TASK GOAL.
Can you return every line of this listing verbatim, with nothing changed, added, or left out?

>> Begin SUPPLIED RECORDS

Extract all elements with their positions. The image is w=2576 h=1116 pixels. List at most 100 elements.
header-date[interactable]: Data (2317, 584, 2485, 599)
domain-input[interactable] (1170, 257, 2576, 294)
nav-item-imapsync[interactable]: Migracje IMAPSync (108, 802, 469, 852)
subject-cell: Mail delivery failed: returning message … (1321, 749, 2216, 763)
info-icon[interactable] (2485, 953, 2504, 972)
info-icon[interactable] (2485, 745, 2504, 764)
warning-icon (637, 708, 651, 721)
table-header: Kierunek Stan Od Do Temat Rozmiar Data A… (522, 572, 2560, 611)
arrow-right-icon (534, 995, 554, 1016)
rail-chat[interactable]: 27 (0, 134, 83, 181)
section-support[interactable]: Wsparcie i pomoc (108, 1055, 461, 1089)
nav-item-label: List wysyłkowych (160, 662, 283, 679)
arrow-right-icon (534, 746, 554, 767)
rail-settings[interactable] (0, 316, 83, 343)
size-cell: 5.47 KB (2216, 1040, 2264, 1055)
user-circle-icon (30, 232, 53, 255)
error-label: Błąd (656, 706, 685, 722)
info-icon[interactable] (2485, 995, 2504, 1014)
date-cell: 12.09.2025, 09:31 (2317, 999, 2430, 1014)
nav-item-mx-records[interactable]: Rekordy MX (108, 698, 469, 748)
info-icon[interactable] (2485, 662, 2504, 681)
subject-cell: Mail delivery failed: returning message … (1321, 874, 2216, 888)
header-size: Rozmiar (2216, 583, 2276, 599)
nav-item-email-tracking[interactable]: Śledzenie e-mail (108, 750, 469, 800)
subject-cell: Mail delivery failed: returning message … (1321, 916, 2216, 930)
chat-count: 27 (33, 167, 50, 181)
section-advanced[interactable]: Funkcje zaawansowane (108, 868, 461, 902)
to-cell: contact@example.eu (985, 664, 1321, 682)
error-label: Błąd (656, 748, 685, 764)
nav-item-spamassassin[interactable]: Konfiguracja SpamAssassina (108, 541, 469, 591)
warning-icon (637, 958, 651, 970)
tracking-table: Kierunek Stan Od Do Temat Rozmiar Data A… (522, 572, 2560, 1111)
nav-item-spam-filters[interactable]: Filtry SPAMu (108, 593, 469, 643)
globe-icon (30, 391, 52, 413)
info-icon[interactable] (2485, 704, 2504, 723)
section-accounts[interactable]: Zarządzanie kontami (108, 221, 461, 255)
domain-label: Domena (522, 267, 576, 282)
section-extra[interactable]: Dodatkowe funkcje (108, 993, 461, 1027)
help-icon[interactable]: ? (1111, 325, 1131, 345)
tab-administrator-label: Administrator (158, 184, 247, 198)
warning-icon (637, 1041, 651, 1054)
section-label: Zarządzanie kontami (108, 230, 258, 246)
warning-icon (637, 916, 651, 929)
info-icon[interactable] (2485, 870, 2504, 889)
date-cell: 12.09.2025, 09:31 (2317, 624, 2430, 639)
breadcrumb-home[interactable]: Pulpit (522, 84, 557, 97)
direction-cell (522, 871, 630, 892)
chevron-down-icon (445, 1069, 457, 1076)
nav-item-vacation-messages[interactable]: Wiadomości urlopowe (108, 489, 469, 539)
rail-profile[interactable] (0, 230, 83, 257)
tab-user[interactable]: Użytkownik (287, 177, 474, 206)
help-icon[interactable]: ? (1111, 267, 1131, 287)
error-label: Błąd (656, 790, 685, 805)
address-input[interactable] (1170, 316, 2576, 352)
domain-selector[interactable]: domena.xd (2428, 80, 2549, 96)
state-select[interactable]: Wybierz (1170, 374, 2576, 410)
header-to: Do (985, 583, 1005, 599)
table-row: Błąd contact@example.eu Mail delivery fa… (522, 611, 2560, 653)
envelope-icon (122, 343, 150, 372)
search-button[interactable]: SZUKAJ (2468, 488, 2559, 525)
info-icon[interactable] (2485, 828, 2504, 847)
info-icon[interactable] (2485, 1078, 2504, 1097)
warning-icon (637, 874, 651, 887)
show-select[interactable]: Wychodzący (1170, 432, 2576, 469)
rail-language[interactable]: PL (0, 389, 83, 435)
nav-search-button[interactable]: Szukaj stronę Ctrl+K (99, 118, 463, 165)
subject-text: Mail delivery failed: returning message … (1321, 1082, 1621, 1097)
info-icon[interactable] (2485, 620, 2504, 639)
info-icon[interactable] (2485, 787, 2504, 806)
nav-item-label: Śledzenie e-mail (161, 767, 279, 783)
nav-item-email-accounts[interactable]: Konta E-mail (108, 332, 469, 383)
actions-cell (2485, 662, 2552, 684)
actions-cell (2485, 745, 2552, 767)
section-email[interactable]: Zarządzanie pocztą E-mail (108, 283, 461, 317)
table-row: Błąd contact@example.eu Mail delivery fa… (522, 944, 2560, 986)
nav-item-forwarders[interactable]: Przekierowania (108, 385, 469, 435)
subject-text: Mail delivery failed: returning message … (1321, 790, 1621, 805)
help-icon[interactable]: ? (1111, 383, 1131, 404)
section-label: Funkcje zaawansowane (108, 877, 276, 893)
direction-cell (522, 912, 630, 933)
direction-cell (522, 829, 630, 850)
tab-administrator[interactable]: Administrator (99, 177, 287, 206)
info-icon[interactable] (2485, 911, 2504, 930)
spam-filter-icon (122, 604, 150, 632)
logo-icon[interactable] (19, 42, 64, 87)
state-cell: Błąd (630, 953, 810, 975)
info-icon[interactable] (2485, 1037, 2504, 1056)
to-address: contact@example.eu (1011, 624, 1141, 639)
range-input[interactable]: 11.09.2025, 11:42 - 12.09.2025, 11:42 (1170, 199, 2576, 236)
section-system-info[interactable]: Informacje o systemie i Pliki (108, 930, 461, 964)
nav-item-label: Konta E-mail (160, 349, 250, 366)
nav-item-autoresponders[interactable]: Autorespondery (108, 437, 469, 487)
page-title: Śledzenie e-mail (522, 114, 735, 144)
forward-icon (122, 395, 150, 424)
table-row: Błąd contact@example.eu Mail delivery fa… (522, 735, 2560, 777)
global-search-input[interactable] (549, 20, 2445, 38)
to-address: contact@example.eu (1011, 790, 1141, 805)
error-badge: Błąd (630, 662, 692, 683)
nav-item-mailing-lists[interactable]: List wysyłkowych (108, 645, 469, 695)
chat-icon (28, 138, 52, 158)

>> End SUPPLIED RECORDS

CORRECT RESPONSE.
Extract all elements with their positions. The image is w=2576 h=1116 pixels. List at most 100 elements.
header-date[interactable]: Data (2317, 584, 2485, 599)
domain-input[interactable] (1170, 257, 2576, 294)
nav-item-imapsync[interactable]: Migracje IMAPSync (108, 802, 469, 852)
subject-cell: Mail delivery failed: returning message … (1321, 749, 2216, 763)
info-icon[interactable] (2485, 953, 2504, 972)
info-icon[interactable] (2485, 745, 2504, 764)
warning-icon (637, 708, 651, 721)
table-header: Kierunek Stan Od Do Temat Rozmiar Data A… (522, 572, 2560, 611)
arrow-right-icon (534, 995, 554, 1016)
rail-chat[interactable]: 27 (0, 134, 83, 181)
section-support[interactable]: Wsparcie i pomoc (108, 1055, 461, 1089)
nav-item-label: List wysyłkowych (160, 662, 283, 679)
arrow-right-icon (534, 746, 554, 767)
rail-settings[interactable] (0, 316, 83, 343)
size-cell: 5.47 KB (2216, 1040, 2264, 1055)
user-circle-icon (30, 232, 53, 255)
error-label: Błąd (656, 706, 685, 722)
info-icon[interactable] (2485, 995, 2504, 1014)
date-cell: 12.09.2025, 09:31 (2317, 999, 2430, 1014)
nav-item-mx-records[interactable]: Rekordy MX (108, 698, 469, 748)
info-icon[interactable] (2485, 662, 2504, 681)
subject-cell: Mail delivery failed: returning message … (1321, 874, 2216, 888)
header-size: Rozmiar (2216, 583, 2276, 599)
nav-item-email-tracking[interactable]: Śledzenie e-mail (108, 750, 469, 800)
subject-cell: Mail delivery failed: returning message … (1321, 916, 2216, 930)
chat-count: 27 (33, 167, 50, 181)
section-advanced[interactable]: Funkcje zaawansowane (108, 868, 461, 902)
to-cell: contact@example.eu (985, 664, 1321, 682)
error-label: Błąd (656, 748, 685, 764)
nav-item-spamassassin[interactable]: Konfiguracja SpamAssassina (108, 541, 469, 591)
warning-icon (637, 958, 651, 970)
tracking-table: Kierunek Stan Od Do Temat Rozmiar Data A… (522, 572, 2560, 1111)
nav-item-spam-filters[interactable]: Filtry SPAMu (108, 593, 469, 643)
globe-icon (30, 391, 52, 413)
info-icon[interactable] (2485, 704, 2504, 723)
section-accounts[interactable]: Zarządzanie kontami (108, 221, 461, 255)
domain-label: Domena (522, 267, 576, 282)
section-extra[interactable]: Dodatkowe funkcje (108, 993, 461, 1027)
help-icon[interactable]: ? (1111, 325, 1131, 345)
tab-administrator-label: Administrator (158, 184, 247, 198)
warning-icon (637, 1041, 651, 1054)
section-label: Zarządzanie kontami (108, 230, 258, 246)
warning-icon (637, 916, 651, 929)
info-icon[interactable] (2485, 870, 2504, 889)
date-cell: 12.09.2025, 09:31 (2317, 624, 2430, 639)
breadcrumb-home[interactable]: Pulpit (522, 84, 557, 97)
direction-cell (522, 871, 630, 892)
chevron-down-icon (445, 1069, 457, 1076)
nav-item-vacation-messages[interactable]: Wiadomości urlopowe (108, 489, 469, 539)
rail-profile[interactable] (0, 230, 83, 257)
tab-user[interactable]: Użytkownik (287, 177, 474, 206)
help-icon[interactable]: ? (1111, 267, 1131, 287)
error-label: Błąd (656, 790, 685, 805)
address-input[interactable] (1170, 316, 2576, 352)
domain-selector[interactable]: domena.xd (2428, 80, 2549, 96)
state-select[interactable]: Wybierz (1170, 374, 2576, 410)
header-to: Do (985, 583, 1005, 599)
table-row: Błąd contact@example.eu Mail delivery fa… (522, 611, 2560, 653)
envelope-icon (122, 343, 150, 372)
search-button[interactable]: SZUKAJ (2468, 488, 2559, 525)
info-icon[interactable] (2485, 828, 2504, 847)
info-icon[interactable] (2485, 1078, 2504, 1097)
warning-icon (637, 874, 651, 887)
show-select[interactable]: Wychodzący (1170, 432, 2576, 469)
rail-language[interactable]: PL (0, 389, 83, 435)
nav-search-button[interactable]: Szukaj stronę Ctrl+K (99, 118, 463, 165)
subject-text: Mail delivery failed: returning message … (1321, 1082, 1621, 1097)
info-icon[interactable] (2485, 620, 2504, 639)
info-icon[interactable] (2485, 787, 2504, 806)
nav-item-label: Śledzenie e-mail (161, 767, 279, 783)
nav-item-email-accounts[interactable]: Konta E-mail (108, 332, 469, 383)
actions-cell (2485, 662, 2552, 684)
actions-cell (2485, 745, 2552, 767)
section-email[interactable]: Zarządzanie pocztą E-mail (108, 283, 461, 317)
table-row: Błąd contact@example.eu Mail delivery fa… (522, 944, 2560, 986)
nav-item-forwarders[interactable]: Przekierowania (108, 385, 469, 435)
subject-text: Mail delivery failed: returning message … (1321, 790, 1621, 805)
help-icon[interactable]: ? (1111, 383, 1131, 404)
section-label: Funkcje zaawansowane (108, 877, 276, 893)
direction-cell (522, 912, 630, 933)
direction-cell (522, 829, 630, 850)
tab-administrator[interactable]: Administrator (99, 177, 287, 206)
info-icon[interactable] (2485, 911, 2504, 930)
spam-filter-icon (122, 604, 150, 632)
logo-icon[interactable] (19, 42, 64, 87)
state-cell: Błąd (630, 953, 810, 975)
info-icon[interactable] (2485, 1037, 2504, 1056)
to-address: contact@example.eu (1011, 624, 1141, 639)
range-input[interactable]: 11.09.2025, 11:42 - 12.09.2025, 11:42 (1170, 199, 2576, 236)
section-system-info[interactable]: Informacje o systemie i Pliki (108, 930, 461, 964)
nav-item-label: Konta E-mail (160, 349, 250, 366)
nav-item-autoresponders[interactable]: Autorespondery (108, 437, 469, 487)
page-title: Śledzenie e-mail (522, 114, 735, 144)
forward-icon (122, 395, 150, 424)
table-row: Błąd contact@example.eu Mail delivery fa… (522, 735, 2560, 777)
global-search-input[interactable] (549, 20, 2445, 38)
to-address: contact@example.eu (1011, 790, 1141, 805)
error-badge: Błąd (630, 662, 692, 683)
nav-item-mailing-lists[interactable]: List wysyłkowych (108, 645, 469, 695)
chat-icon (28, 138, 52, 158)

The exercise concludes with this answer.